■ **Written exercise**: Give the data a second time, exactly and in full.

··· Data for this task ···

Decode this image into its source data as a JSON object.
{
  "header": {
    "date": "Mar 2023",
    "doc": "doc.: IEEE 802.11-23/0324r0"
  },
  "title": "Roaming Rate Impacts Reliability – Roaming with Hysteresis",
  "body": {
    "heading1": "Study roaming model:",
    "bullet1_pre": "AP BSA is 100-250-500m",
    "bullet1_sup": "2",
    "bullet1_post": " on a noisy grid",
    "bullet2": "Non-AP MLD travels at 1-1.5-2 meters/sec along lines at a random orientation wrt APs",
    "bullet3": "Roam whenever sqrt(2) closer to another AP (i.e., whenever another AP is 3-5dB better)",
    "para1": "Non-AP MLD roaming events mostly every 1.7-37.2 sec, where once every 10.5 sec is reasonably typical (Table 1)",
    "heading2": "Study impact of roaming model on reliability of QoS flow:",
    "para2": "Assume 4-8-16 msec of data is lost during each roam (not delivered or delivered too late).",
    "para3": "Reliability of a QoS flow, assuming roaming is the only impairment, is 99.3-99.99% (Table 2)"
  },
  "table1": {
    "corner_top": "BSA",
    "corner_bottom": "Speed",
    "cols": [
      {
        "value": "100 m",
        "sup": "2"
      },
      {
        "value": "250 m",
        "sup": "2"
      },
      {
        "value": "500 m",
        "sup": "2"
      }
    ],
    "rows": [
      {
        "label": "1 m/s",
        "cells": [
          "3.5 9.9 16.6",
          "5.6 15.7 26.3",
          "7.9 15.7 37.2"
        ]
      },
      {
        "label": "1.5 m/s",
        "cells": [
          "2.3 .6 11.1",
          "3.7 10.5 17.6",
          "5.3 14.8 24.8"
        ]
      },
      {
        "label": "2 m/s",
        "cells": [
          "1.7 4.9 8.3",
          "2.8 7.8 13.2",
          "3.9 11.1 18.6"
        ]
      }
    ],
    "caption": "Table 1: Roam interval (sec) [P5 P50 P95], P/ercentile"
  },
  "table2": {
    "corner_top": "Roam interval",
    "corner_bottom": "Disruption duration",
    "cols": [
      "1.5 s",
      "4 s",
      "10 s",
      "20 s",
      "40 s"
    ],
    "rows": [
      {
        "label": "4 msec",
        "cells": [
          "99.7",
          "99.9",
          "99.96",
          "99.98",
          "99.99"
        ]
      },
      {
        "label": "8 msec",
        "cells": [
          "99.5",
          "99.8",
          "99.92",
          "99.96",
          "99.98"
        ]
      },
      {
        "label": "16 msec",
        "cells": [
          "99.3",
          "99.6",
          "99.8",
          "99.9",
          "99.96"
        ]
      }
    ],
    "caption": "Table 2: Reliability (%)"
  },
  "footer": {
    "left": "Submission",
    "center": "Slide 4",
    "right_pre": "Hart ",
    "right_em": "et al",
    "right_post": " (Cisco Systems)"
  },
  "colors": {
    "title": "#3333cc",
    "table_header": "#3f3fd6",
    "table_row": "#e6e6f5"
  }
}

···

■ **Solution to the exercise**:
Decode this image into its source data as a JSON object.
{
  "header": {
    "date": "Mar 2023",
    "doc": "doc.: IEEE 802.11-23/0324r0"
  },
  "title": "Roaming Rate Impacts Reliability – Roaming with Hysteresis",
  "body": {
    "heading1": "Study roaming model:",
    "bullet1_pre": "AP BSA is 100-250-500m",
    "bullet1_sup": "2",
    "bullet1_post": " on a noisy grid",
    "bullet2": "Non-AP MLD travels at 1-1.5-2 meters/sec along lines at a random orientation wrt APs",
    "bullet3": "Roam whenever sqrt(2) closer to another AP (i.e., whenever another AP is 3-5dB better)",
    "para1": "Non-AP MLD roaming events mostly every 1.7-37.2 sec, where once every 10.5 sec is reasonably typical (Table 1)",
    "heading2": "Study impact of roaming model on reliability of QoS flow:",
    "para2": "Assume 4-8-16 msec of data is lost during each roam (not delivered or delivered too late).",
    "para3": "Reliability of a QoS flow, assuming roaming is the only impairment, is 99.3-99.99% (Table 2)"
  },
  "table1": {
    "corner_top": "BSA",
    "corner_bottom": "Speed",
    "cols": [
      {
        "value": "100 m",
        "sup": "2"
      },
      {
        "value": "250 m",
        "sup": "2"
      },
      {
        "value": "500 m",
        "sup": "2"
      }
    ],
    "rows": [
      {
        "label": "1 m/s",
        "cells": [
          "3.5 9.9 16.6",
          "5.6 15.7 26.3",
          "7.9 15.7 37.2"
        ]
      },
      {
        "label": "1.5 m/s",
        "cells": [
          "2.3 .6 11.1",
          "3.7 10.5 17.6",
          "5.3 14.8 24.8"
        ]
      },
      {
        "label": "2 m/s",
        "cells": [
          "1.7 4.9 8.3",
          "2.8 7.8 13.2",
          "3.9 11.1 18.6"
        ]
      }
    ],
    "caption": "Table 1: Roam interval (sec) [P5 P50 P95], P/ercentile"
  },
  "table2": {
    "corner_top": "Roam interval",
    "corner_bottom": "Disruption duration",
    "cols": [
      "1.5 s",
      "4 s",
      "10 s",
      "20 s",
      "40 s"
    ],
    "rows": [
      {
        "label": "4 msec",
        "cells": [
          "99.7",
          "99.9",
          "99.96",
          "99.98",
          "99.99"
        ]
      },
      {
        "label": "8 msec",
        "cells": [
          "99.5",
          "99.8",
          "99.92",
          "99.96",
          "99.98"
        ]
      },
      {
        "label": "16 msec",
        "cells": [
          "99.3",
          "99.6",
          "99.8",
          "99.9",
          "99.96"
        ]
      }
    ],
    "caption": "Table 2: Reliability (%)"
  },
  "footer": {
    "left": "Submission",
    "center": "Slide 4",
    "right_pre": "Hart ",
    "right_em": "et al",
    "right_post": " (Cisco Systems)"
  },
  "colors": {
    "title": "#3333cc",
    "table_header": "#3f3fd6",
    "table_row": "#e6e6f5"
  }
}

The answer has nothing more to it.